→ **Brano scelto**:

Pensieri Digitali

Il bassorilievo “Orgiti” – attestazione arcaica del culto di Marte ed Aletrium e del Ver Sacrum Marso/Ernico?

di Antonio Ascenzi

Correva l’estate del 1983, quando un giovane professore di inglese, già apprezzato scultore, rinvenne sotto la pavimentazione di un suo locale adiacente Piazza Rosa, a 17 metri in linea d’aria dalla cinta muraria dell’Acropoli di Alatri, una roccia calcarea a forma di parallelepipedo.
Differente dalle altre per forma, colore e vetustà, la roccia, che misura 77X37X45 lasciava intravedere sulla sua superficie piatta evidenti tracce di bassorilievo. Il giovane insegnante, Romano Orgiti, segnalò la scoperta alla Direzione Generale delle Belle Arti, i cui funzionari datarono la scultura al basso impero e la ritennero di scarso valore artistico. Nemmeno il successivo articolo de “L’Osservatore Romano”, datato settembre 1984, suscitò le attenzioni della comunità scientifica o delle istituzioni locali e la pietra finì nel dimenticatoio, benché il suo scopritore fosse convinto si trattasse di un reperto rilevante.
Grazie all’amicizia che mi lega al professor Orgiti, nel 2010 ebbi il piacere di vedere per la prima volta il bassorilievo, che suscitò immediatamente in me fascino ed interesse. Certamente non estraneo alla fascinazione era il luogo del ritrovamento, a pochi metri da quella Porta Minore che è centrale nella scoperta delle origini di Alatri. Cinque anni dopo, le mie ricerche e le mie osservazioni sul “bassorilievo Orgiti” hanno originato un saggio, tuttora inedito, le cui linee guida cercherò di riproporre in forma molto sintetica in questa sede, nei limiti di spazio derivanti dal tipo di pubblicazione.
Dall’immagine digitale distinsi infatti in modo netto a) la calotta di un elmo con un decoro sulla sommità b) Il cuspide ricurvo o di una lancia o di una foglia di salice e infine c) la testa di un cavallo.
La mia attenzione si focalizzò inizialmente sul cuspide, che non ritenni potesse rappresentare una foglia. Il cuspide è tratteggiato nella sua interezza e risulta più corto dell’elmo che non è rappresentato per intero.

→ **Consegne**:
1 > Rispondi alle seguenti domande sul brano.
(a) In quale anno fu rinvenuta la roccia calcarea?
(b) A quale ente Romano Orgiti segnalò la scoperta?
(c) In quale anno l'autore vide per la prima volta il bassorilievo?
2 > Estrai dal brano, parola per parola, il passo che va da "Grazie all’amicizia che" fino a "di un cavallo." compreso.
L'elenco che segue proviene da un'altra fonte.

→ **Blocco dati**:

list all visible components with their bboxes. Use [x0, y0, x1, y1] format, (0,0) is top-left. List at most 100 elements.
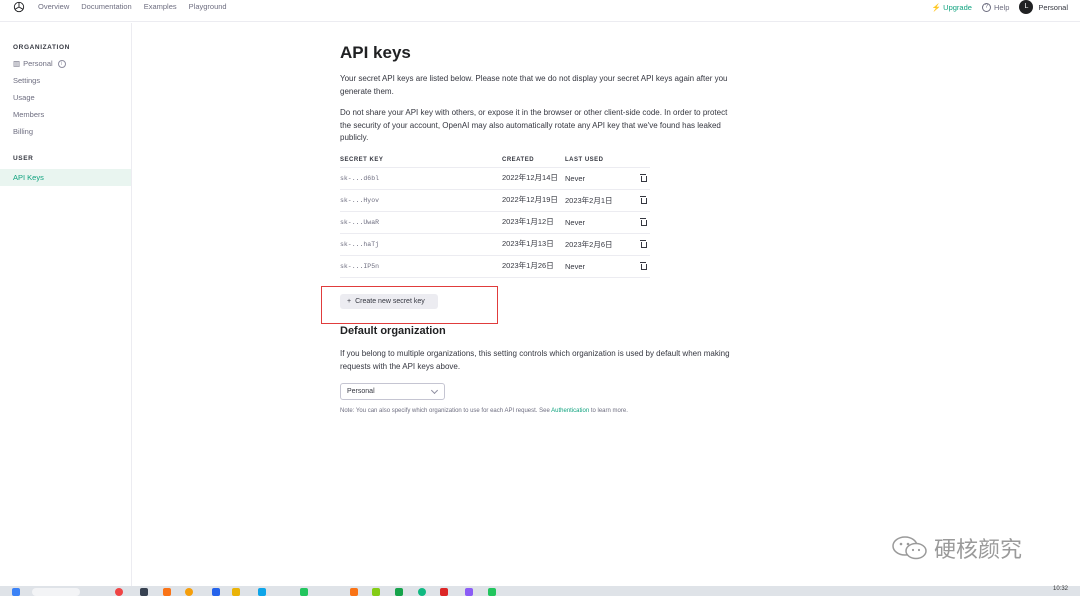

→ **Soluzioni degli esercizi**:
1 >
(a) Nel 1983, durante l'estate.
(b) Alla Direzione Generale delle Belle Arti.
(c) Nel 2010.

2 >
Grazie all’amicizia che mi lega al professor Orgiti, nel 2010 ebbi il piacere di vedere per la prima volta il bassorilievo, che suscitò immediatamente in me fascino ed interesse. Certamente non estraneo alla fascinazione era il luogo del ritrovamento, a pochi metri da quella Porta Minore che è centrale nella scoperta delle origini di Alatri. Cinque anni dopo, le mie ricerche e le mie osservazioni sul “bassorilievo Orgiti” hanno originato un saggio, tuttora inedito, le cui linee guida cercherò di riproporre in forma molto sintetica in questa sede, nei limiti di spazio derivanti dal tipo di pubblicazione.
Dall’immagine digitale distinsi infatti in modo netto a) la calotta di un elmo con un decoro sulla sommità b) Il cuspide ricurvo o di una lancia o di una foglia di salice e infine c) la testa di un cavallo.